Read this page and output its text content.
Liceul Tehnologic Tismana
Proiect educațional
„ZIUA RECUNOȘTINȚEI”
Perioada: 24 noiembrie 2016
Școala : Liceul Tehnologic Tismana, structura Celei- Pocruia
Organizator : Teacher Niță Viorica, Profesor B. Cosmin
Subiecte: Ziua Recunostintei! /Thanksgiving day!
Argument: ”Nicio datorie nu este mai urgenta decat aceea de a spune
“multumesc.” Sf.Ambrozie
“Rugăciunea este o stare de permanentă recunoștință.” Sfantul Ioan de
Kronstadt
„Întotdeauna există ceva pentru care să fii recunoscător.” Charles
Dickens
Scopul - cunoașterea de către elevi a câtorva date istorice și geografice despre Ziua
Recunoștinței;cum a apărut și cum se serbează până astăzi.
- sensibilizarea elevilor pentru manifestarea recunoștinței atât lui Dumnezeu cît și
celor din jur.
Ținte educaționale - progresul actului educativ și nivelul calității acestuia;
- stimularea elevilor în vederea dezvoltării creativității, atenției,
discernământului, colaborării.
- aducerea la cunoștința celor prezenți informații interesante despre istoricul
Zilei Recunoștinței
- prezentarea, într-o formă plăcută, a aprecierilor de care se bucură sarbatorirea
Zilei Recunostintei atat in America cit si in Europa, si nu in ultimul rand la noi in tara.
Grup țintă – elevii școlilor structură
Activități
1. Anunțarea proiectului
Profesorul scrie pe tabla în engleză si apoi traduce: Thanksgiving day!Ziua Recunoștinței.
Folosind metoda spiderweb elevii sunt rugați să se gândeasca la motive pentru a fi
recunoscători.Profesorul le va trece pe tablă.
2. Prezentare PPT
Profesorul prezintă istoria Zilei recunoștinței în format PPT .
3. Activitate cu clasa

★ ★ ★ ★ ★ ★ ★

Make an exact copy of all the data.

Read this page and output its text content.
Liceul Tehnologic Tismana
Proiect educațional
„ZIUA RECUNOȘTINȚEI”
Perioada: 24 noiembrie 2016
Școala : Liceul Tehnologic Tismana, structura Celei- Pocruia
Organizator : Teacher Niță Viorica, Profesor B. Cosmin
Subiecte: Ziua Recunostintei! /Thanksgiving day!
Argument: ”Nicio datorie nu este mai urgenta decat aceea de a spune
“multumesc.” Sf.Ambrozie
“Rugăciunea este o stare de permanentă recunoștință.” Sfantul Ioan de
Kronstadt
„Întotdeauna există ceva pentru care să fii recunoscător.” Charles
Dickens
Scopul - cunoașterea de către elevi a câtorva date istorice și geografice despre Ziua
Recunoștinței;cum a apărut și cum se serbează până astăzi.
- sensibilizarea elevilor pentru manifestarea recunoștinței atât lui Dumnezeu cît și
celor din jur.
Ținte educaționale - progresul actului educativ și nivelul calității acestuia;
- stimularea elevilor în vederea dezvoltării creativității, atenției,
discernământului, colaborării.
- aducerea la cunoștința celor prezenți informații interesante despre istoricul
Zilei Recunoștinței
- prezentarea, într-o formă plăcută, a aprecierilor de care se bucură sarbatorirea
Zilei Recunostintei atat in America cit si in Europa, si nu in ultimul rand la noi in tara.
Grup țintă – elevii școlilor structură
Activități
1. Anunțarea proiectului
Profesorul scrie pe tabla în engleză si apoi traduce: Thanksgiving day!Ziua Recunoștinței.
Folosind metoda spiderweb elevii sunt rugați să se gândeasca la motive pentru a fi
recunoscători.Profesorul le va trece pe tablă.
2. Prezentare PPT
Profesorul prezintă istoria Zilei recunoștinței în format PPT .
3. Activitate cu clasa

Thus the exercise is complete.